**Exercise details**
Skip all pictures, then print the remaining material exactly.

##### The input #####

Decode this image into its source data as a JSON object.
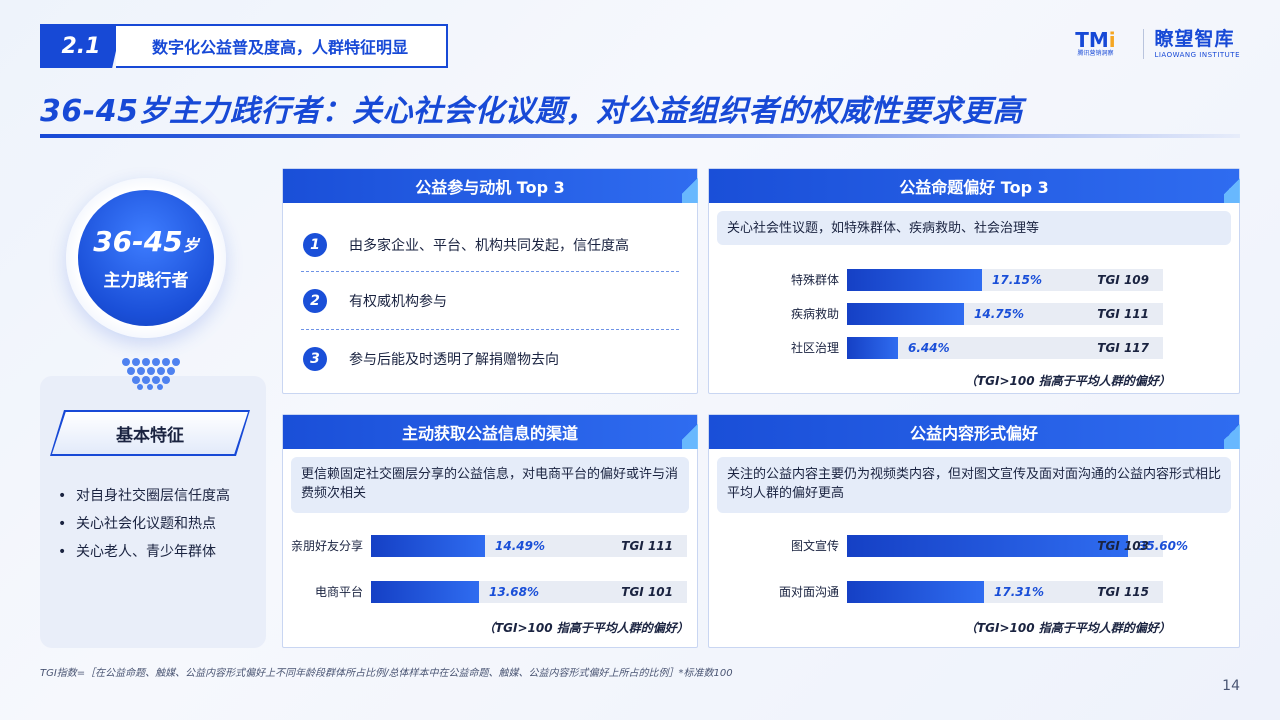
{
  "header": {
    "section_num": "2.1",
    "section_title": "数字化公益普及度高，人群特征明显",
    "main_title": "36-45岁主力践行者：关心社会化议题，对公益组织者的权威性要求更高",
    "logo_tmi": "TM",
    "logo_tmi_accent": "i",
    "logo_tmi_sub": "腾讯营销洞察",
    "logo_lw": "瞭望智库",
    "logo_lw_sub": "LIAOWANG INSTITUTE"
  },
  "persona": {
    "age": "36-45",
    "age_suffix": "岁",
    "role": "主力践行者"
  },
  "features": {
    "title": "基本特征",
    "items": [
      "对自身社交圈层信任度高",
      "关心社会化议题和热点",
      "关心老人、青少年群体"
    ]
  },
  "motives": {
    "title": "公益参与动机 Top 3",
    "items": [
      {
        "num": "1",
        "text": "由多家企业、平台、机构共同发起，信任度高"
      },
      {
        "num": "2",
        "text": "有权威机构参与"
      },
      {
        "num": "3",
        "text": "参与后能及时透明了解捐赠物去向"
      }
    ]
  },
  "topics": {
    "title": "公益命题偏好 Top 3",
    "desc": "关心社会性议题，如特殊群体、疾病救助、社会治理等",
    "note": "（TGI>100 指高于平均人群的偏好）"
  },
  "channels": {
    "title": "主动获取公益信息的渠道",
    "desc": "更信赖固定社交圈层分享的公益信息，对电商平台的偏好或许与消费频次相关",
    "note": "（TGI>100 指高于平均人群的偏好）"
  },
  "formats": {
    "title": "公益内容形式偏好",
    "desc": "关注的公益内容主要仍为视频类内容，但对图文宣传及面对面沟通的公益内容形式相比平均人群的偏好更高",
    "note": "（TGI>100 指高于平均人群的偏好）"
  },
  "chart_data": [
    {
      "type": "bar",
      "title": "公益命题偏好 Top 3",
      "categories": [
        "特殊群体",
        "疾病救助",
        "社区治理"
      ],
      "values": [
        17.15,
        14.75,
        6.44
      ],
      "labels": [
        "17.15%",
        "14.75%",
        "6.44%"
      ],
      "tgi": [
        "TGI  109",
        "TGI  111",
        "TGI  117"
      ]
    },
    {
      "type": "bar",
      "title": "主动获取公益信息的渠道",
      "categories": [
        "亲朋好友分享",
        "电商平台"
      ],
      "values": [
        14.49,
        13.68
      ],
      "labels": [
        "14.49%",
        "13.68%"
      ],
      "tgi": [
        "TGI  111",
        "TGI  101"
      ]
    },
    {
      "type": "bar",
      "title": "公益内容形式偏好",
      "categories": [
        "图文宣传",
        "面对面沟通"
      ],
      "values": [
        35.6,
        17.31
      ],
      "labels": [
        "35.60%",
        "17.31%"
      ],
      "tgi": [
        "TGI  103",
        "TGI  115"
      ]
    }
  ],
  "footnote": "TGI指数=［在公益命题、触媒、公益内容形式偏好上不同年龄段群体所占比例/总体样本中在公益命题、触媒、公益内容形式偏好上所占的比例］*标准数100",
  "page_number": "14",
  "colors": {
    "primary": "#1749d6",
    "accent": "#2f6cf0",
    "bar_track": "#e8ecf4",
    "panel": "#e5ecf9"
  }
}
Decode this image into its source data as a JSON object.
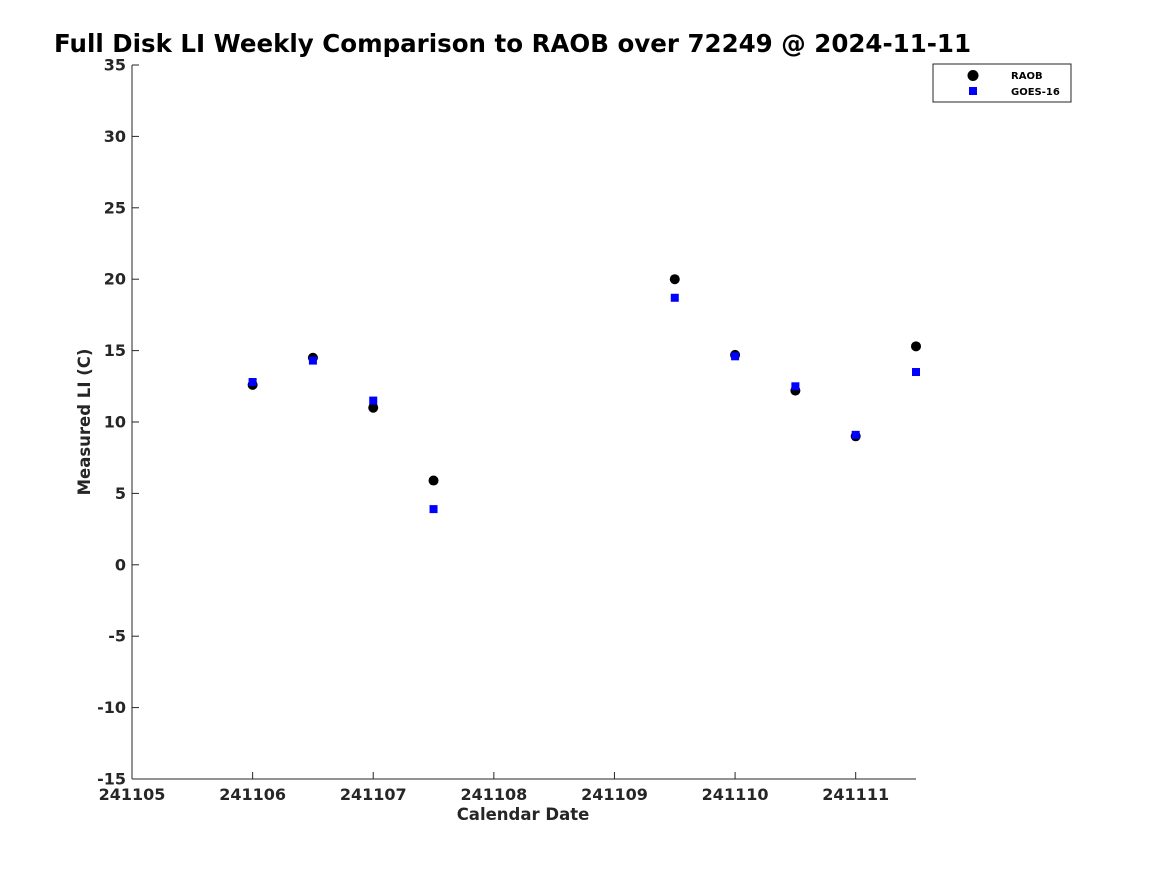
{
  "chart_data": {
    "type": "scatter",
    "title": "Full Disk LI Weekly Comparison to RAOB over 72249 @ 2024-11-11",
    "xlabel": "Calendar Date",
    "ylabel": "Measured LI (C)",
    "xlim": [
      "241105",
      "241111.5"
    ],
    "ylim": [
      -15,
      35
    ],
    "x_ticks": [
      "241105",
      "241106",
      "241107",
      "241108",
      "241109",
      "241110",
      "241111"
    ],
    "y_ticks": [
      35,
      30,
      25,
      20,
      15,
      10,
      5,
      0,
      -5,
      -10,
      -15
    ],
    "grid": false,
    "legend_position": "top-right",
    "x": [
      "241106",
      "241106.5",
      "241107",
      "241107.5",
      "241109.5",
      "241110",
      "241110.5",
      "241111",
      "241111.5"
    ],
    "series": [
      {
        "name": "RAOB",
        "marker": "circle",
        "color": "#000000",
        "values": [
          12.6,
          14.5,
          11.0,
          5.9,
          20.0,
          14.7,
          12.2,
          9.0,
          15.3
        ]
      },
      {
        "name": "GOES-16",
        "marker": "square",
        "color": "#0000ff",
        "values": [
          12.8,
          14.3,
          11.5,
          3.9,
          18.7,
          14.6,
          12.5,
          9.1,
          13.5
        ]
      }
    ]
  }
}
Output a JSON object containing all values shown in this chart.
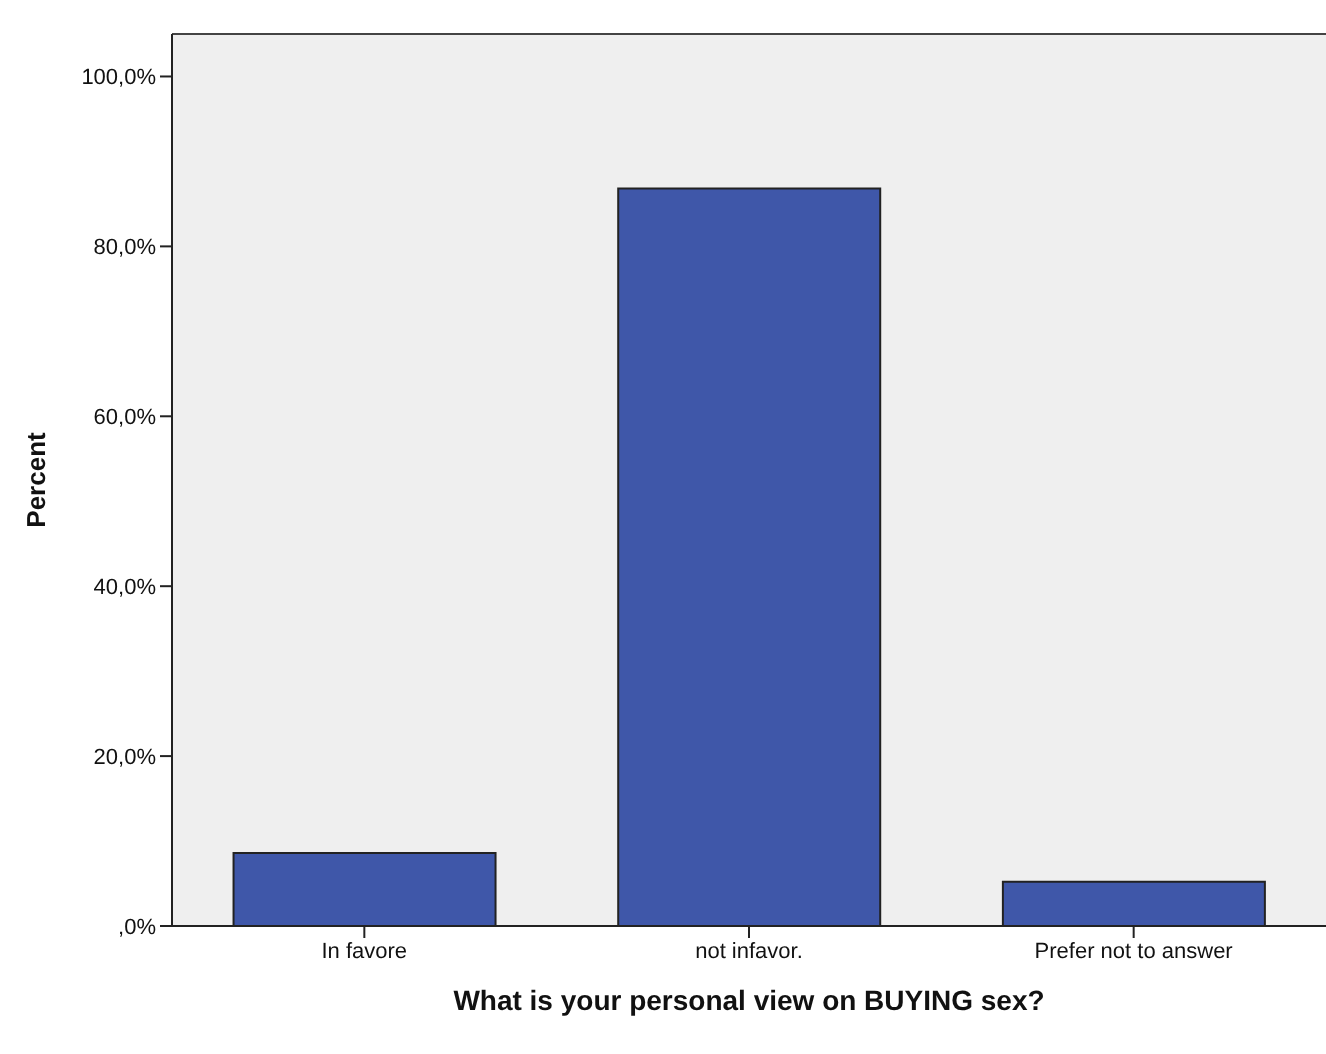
{
  "chart_data": {
    "type": "bar",
    "xlabel": "What is your personal view on BUYING sex?",
    "ylabel": "Percent",
    "categories": [
      "In favore",
      "not infavor.",
      "Prefer not to answer"
    ],
    "values": [
      8.6,
      86.8,
      5.2
    ],
    "color": "#3f57a9",
    "ylim": [
      0,
      105
    ],
    "yticks": [
      {
        "value": 0,
        "label": ",0%"
      },
      {
        "value": 20,
        "label": "20,0%"
      },
      {
        "value": 40,
        "label": "40,0%"
      },
      {
        "value": 60,
        "label": "60,0%"
      },
      {
        "value": 80,
        "label": "80,0%"
      },
      {
        "value": 100,
        "label": "100,0%"
      }
    ]
  }
}
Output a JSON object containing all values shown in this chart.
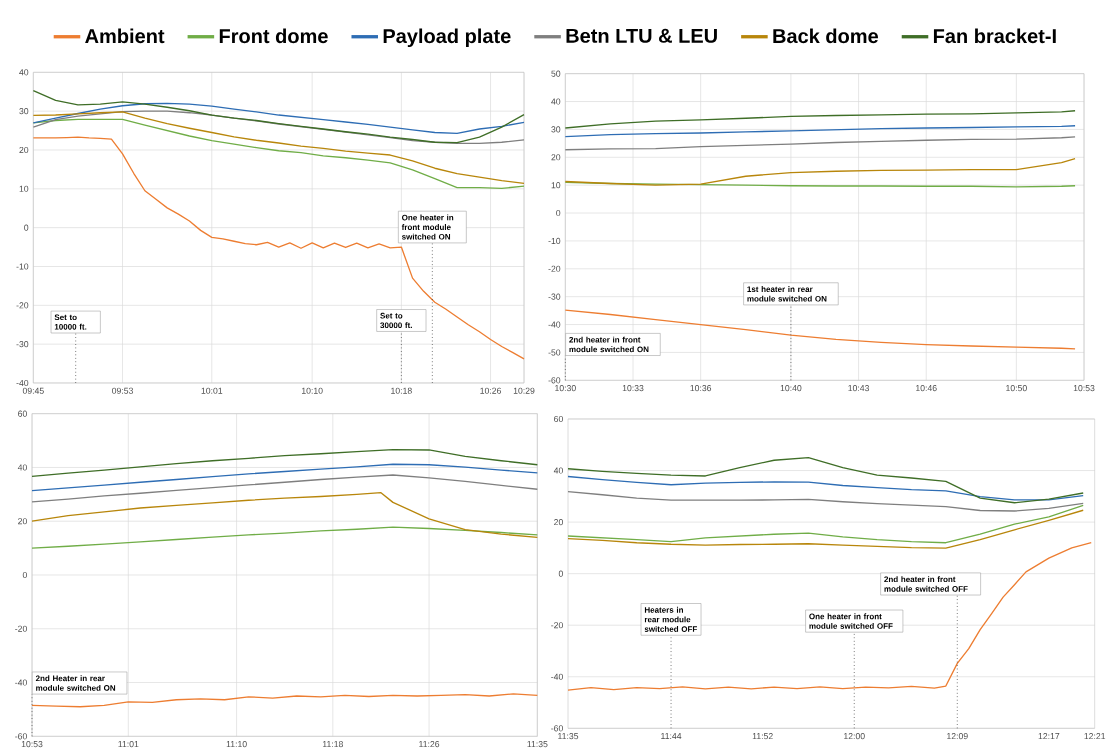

#####

**Task result**
Decode this image into its source data as a JSON object.
{
  "header": {
    "section_num": "2.1",
    "section_title": "数字化公益普及度高，人群特征明显",
    "main_title": "36-45岁主力践行者：关心社会化议题，对公益组织者的权威性要求更高",
    "logo_tmi": "TM",
    "logo_tmi_accent": "i",
    "logo_tmi_sub": "腾讯营销洞察",
    "logo_lw": "瞭望智库",
    "logo_lw_sub": "LIAOWANG INSTITUTE"
  },
  "persona": {
    "age": "36-45",
    "age_suffix": "岁",
    "role": "主力践行者"
  },
  "features": {
    "title": "基本特征",
    "items": [
      "对自身社交圈层信任度高",
      "关心社会化议题和热点",
      "关心老人、青少年群体"
    ]
  },
  "motives": {
    "title": "公益参与动机 Top 3",
    "items": [
      {
        "num": "1",
        "text": "由多家企业、平台、机构共同发起，信任度高"
      },
      {
        "num": "2",
        "text": "有权威机构参与"
      },
      {
        "num": "3",
        "text": "参与后能及时透明了解捐赠物去向"
      }
    ]
  },
  "topics": {
    "title": "公益命题偏好 Top 3",
    "desc": "关心社会性议题，如特殊群体、疾病救助、社会治理等",
    "note": "（TGI>100 指高于平均人群的偏好）"
  },
  "channels": {
    "title": "主动获取公益信息的渠道",
    "desc": "更信赖固定社交圈层分享的公益信息，对电商平台的偏好或许与消费频次相关",
    "note": "（TGI>100 指高于平均人群的偏好）"
  },
  "formats": {
    "title": "公益内容形式偏好",
    "desc": "关注的公益内容主要仍为视频类内容，但对图文宣传及面对面沟通的公益内容形式相比平均人群的偏好更高",
    "note": "（TGI>100 指高于平均人群的偏好）"
  },
  "chart_data": [
    {
      "type": "bar",
      "title": "公益命题偏好 Top 3",
      "categories": [
        "特殊群体",
        "疾病救助",
        "社区治理"
      ],
      "values": [
        17.15,
        14.75,
        6.44
      ],
      "labels": [
        "17.15%",
        "14.75%",
        "6.44%"
      ],
      "tgi": [
        "TGI  109",
        "TGI  111",
        "TGI  117"
      ]
    },
    {
      "type": "bar",
      "title": "主动获取公益信息的渠道",
      "categories": [
        "亲朋好友分享",
        "电商平台"
      ],
      "values": [
        14.49,
        13.68
      ],
      "labels": [
        "14.49%",
        "13.68%"
      ],
      "tgi": [
        "TGI  111",
        "TGI  101"
      ]
    },
    {
      "type": "bar",
      "title": "公益内容形式偏好",
      "categories": [
        "图文宣传",
        "面对面沟通"
      ],
      "values": [
        35.6,
        17.31
      ],
      "labels": [
        "35.60%",
        "17.31%"
      ],
      "tgi": [
        "TGI  103",
        "TGI  115"
      ]
    }
  ],
  "footnote": "TGI指数=［在公益命题、触媒、公益内容形式偏好上不同年龄段群体所占比例/总体样本中在公益命题、触媒、公益内容形式偏好上所占的比例］*标准数100",
  "page_number": "14",
  "colors": {
    "primary": "#1749d6",
    "accent": "#2f6cf0",
    "bar_track": "#e8ecf4",
    "panel": "#e5ecf9"
  }
}
Decode this image into its source data as a JSON object.
{
  "chart_data": {
    "type": "scatter",
    "title": "Full Disk LI Weekly Comparison to RAOB over 72249 @ 2024-11-11",
    "xlabel": "Calendar Date",
    "ylabel": "Measured LI (C)",
    "xlim": [
      "241105",
      "241111.5"
    ],
    "ylim": [
      -15,
      35
    ],
    "x_ticks": [
      "241105",
      "241106",
      "241107",
      "241108",
      "241109",
      "241110",
      "241111"
    ],
    "y_ticks": [
      35,
      30,
      25,
      20,
      15,
      10,
      5,
      0,
      -5,
      -10,
      -15
    ],
    "grid": false,
    "legend_position": "top-right",
    "x": [
      "241106",
      "241106.5",
      "241107",
      "241107.5",
      "241109.5",
      "241110",
      "241110.5",
      "241111",
      "241111.5"
    ],
    "series": [
      {
        "name": "RAOB",
        "marker": "circle",
        "color": "#000000",
        "values": [
          12.6,
          14.5,
          11.0,
          5.9,
          20.0,
          14.7,
          12.2,
          9.0,
          15.3
        ]
      },
      {
        "name": "GOES-16",
        "marker": "square",
        "color": "#0000ff",
        "values": [
          12.8,
          14.3,
          11.5,
          3.9,
          18.7,
          14.6,
          12.5,
          9.1,
          13.5
        ]
      }
    ]
  }
}
Output a JSON object containing all values shown in this chart.
{
  "chart_data": {
    "type": "bar",
    "xlabel": "What is your personal view on BUYING sex?",
    "ylabel": "Percent",
    "categories": [
      "In favore",
      "not infavor.",
      "Prefer not to answer"
    ],
    "values": [
      8.6,
      86.8,
      5.2
    ],
    "color": "#3f57a9",
    "ylim": [
      0,
      105
    ],
    "yticks": [
      {
        "value": 0,
        "label": ",0%"
      },
      {
        "value": 20,
        "label": "20,0%"
      },
      {
        "value": 40,
        "label": "40,0%"
      },
      {
        "value": 60,
        "label": "60,0%"
      },
      {
        "value": 80,
        "label": "80,0%"
      },
      {
        "value": 100,
        "label": "100,0%"
      }
    ]
  }
}
Output a JSON object containing all values shown in this chart.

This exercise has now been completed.